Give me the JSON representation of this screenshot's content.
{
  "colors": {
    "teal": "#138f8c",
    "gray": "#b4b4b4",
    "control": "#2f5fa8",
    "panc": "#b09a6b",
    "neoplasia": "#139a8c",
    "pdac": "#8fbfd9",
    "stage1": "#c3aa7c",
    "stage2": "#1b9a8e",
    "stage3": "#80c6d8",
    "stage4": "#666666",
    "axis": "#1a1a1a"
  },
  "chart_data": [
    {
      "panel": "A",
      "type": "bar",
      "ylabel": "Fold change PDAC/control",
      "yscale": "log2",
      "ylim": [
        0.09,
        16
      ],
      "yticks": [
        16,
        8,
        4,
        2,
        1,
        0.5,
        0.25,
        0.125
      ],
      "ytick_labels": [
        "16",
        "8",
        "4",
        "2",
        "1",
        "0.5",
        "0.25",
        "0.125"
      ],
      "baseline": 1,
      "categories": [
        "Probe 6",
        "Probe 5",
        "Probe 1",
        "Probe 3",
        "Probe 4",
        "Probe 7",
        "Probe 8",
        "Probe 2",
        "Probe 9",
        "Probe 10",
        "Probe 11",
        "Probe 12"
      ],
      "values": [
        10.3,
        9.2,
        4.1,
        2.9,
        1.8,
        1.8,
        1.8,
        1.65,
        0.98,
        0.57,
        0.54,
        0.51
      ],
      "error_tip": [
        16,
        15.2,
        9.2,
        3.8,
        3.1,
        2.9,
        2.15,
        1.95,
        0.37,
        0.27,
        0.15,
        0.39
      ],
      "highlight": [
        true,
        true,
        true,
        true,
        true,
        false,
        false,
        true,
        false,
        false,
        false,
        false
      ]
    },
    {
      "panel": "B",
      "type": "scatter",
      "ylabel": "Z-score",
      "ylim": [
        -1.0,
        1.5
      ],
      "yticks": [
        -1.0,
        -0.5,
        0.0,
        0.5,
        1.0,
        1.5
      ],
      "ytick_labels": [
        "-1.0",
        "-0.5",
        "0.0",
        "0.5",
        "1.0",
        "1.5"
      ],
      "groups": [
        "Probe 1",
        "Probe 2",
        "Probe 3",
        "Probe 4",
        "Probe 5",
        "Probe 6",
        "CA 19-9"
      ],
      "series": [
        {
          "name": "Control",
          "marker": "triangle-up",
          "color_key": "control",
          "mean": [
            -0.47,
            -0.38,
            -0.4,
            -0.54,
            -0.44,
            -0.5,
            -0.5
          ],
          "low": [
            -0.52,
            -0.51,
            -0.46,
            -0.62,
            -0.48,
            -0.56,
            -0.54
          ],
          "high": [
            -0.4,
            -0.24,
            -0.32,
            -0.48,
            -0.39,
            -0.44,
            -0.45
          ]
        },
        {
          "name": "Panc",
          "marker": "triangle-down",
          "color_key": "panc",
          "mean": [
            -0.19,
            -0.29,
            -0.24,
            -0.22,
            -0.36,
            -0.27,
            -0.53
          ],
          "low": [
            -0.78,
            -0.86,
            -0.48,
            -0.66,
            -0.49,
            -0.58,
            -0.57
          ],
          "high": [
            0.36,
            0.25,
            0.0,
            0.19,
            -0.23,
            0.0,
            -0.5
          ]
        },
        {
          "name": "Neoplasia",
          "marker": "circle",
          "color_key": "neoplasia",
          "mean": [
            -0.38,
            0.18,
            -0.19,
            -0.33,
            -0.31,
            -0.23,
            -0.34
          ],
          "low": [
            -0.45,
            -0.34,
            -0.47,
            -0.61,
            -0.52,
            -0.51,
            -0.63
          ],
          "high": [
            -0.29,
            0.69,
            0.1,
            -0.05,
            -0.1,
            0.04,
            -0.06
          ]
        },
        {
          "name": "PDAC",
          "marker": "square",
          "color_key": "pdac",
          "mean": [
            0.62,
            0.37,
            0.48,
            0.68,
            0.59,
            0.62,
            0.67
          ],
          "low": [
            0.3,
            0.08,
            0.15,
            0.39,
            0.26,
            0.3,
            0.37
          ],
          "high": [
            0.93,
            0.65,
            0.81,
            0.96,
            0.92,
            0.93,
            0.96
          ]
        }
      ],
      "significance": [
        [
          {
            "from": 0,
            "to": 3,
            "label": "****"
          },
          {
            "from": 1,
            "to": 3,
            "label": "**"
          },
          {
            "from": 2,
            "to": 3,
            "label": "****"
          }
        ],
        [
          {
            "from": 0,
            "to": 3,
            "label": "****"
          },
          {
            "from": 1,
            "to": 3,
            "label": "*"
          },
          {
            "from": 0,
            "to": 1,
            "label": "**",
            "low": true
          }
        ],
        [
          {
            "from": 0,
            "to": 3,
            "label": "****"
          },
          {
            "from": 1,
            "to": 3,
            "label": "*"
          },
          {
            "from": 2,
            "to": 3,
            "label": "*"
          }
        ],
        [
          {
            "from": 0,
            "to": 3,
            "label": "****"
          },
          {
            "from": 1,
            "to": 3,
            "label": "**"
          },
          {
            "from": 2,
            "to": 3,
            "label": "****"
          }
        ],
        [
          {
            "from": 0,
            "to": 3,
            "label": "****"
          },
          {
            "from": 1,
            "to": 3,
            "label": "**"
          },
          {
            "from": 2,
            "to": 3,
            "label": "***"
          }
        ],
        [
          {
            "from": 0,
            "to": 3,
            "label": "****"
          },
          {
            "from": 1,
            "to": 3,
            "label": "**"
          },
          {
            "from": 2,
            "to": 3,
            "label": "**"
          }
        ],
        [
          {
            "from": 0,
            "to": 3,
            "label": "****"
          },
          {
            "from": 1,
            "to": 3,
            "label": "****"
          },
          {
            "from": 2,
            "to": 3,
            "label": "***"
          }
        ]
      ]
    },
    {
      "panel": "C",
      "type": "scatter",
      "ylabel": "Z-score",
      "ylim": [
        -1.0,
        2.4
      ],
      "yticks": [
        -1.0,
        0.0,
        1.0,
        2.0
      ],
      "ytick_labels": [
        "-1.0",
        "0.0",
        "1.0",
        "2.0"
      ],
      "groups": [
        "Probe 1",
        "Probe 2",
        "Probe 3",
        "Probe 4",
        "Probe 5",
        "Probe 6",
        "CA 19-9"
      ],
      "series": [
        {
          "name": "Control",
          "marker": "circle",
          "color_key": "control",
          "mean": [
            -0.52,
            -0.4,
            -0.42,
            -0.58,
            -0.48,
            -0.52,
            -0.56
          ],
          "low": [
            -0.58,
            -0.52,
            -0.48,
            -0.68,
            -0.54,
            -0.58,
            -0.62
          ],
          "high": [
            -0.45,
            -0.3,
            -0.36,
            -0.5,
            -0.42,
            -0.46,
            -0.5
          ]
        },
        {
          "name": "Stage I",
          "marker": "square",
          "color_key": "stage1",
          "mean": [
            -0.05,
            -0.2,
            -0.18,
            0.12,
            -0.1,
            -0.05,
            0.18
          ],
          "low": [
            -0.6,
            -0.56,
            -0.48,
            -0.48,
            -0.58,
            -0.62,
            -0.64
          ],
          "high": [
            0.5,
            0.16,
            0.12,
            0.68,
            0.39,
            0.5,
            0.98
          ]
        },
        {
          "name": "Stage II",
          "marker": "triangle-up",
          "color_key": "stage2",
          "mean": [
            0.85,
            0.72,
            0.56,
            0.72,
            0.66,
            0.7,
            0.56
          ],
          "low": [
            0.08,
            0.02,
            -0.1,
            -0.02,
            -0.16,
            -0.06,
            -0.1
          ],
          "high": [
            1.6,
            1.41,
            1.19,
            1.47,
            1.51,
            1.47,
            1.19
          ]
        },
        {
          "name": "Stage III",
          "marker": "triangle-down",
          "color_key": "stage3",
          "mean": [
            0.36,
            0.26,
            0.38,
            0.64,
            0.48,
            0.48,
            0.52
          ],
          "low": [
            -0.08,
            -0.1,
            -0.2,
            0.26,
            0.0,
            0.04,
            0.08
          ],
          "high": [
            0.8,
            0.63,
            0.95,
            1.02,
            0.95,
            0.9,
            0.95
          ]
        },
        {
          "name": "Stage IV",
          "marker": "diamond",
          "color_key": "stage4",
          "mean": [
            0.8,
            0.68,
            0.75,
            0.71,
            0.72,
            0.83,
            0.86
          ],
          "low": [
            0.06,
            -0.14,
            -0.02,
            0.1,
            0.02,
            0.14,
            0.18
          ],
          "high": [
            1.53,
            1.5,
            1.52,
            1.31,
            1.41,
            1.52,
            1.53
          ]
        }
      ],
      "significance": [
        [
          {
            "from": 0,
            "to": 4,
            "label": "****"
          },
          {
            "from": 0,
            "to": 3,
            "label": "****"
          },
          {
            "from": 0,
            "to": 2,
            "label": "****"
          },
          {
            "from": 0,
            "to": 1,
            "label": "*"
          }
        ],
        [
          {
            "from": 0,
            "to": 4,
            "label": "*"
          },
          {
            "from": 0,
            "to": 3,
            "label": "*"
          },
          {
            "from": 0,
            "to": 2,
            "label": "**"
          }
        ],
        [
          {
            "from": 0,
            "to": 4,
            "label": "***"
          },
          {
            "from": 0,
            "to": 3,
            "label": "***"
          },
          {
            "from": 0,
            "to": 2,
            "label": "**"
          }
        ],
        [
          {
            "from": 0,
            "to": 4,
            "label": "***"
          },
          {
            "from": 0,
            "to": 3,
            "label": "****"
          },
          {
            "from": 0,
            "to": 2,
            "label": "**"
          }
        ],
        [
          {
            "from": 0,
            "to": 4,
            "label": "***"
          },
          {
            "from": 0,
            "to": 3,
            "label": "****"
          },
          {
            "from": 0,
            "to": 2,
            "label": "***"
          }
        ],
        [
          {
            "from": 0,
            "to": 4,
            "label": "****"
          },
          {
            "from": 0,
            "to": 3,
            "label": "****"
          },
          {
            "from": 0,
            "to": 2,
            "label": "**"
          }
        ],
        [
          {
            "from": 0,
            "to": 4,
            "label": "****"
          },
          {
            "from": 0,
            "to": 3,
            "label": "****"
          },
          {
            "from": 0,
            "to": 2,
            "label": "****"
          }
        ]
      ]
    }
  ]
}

________________

Aim: Pick out and copy the lines of the entries that hold the string "name".

Solution to the problem:
          "name": "Control",
          "name": "Panc",
          "name": "Neoplasia",
          "name": "PDAC",
          "name": "Control",
          "name": "Stage I",
          "name": "Stage II",
          "name": "Stage III",
          "name": "Stage IV",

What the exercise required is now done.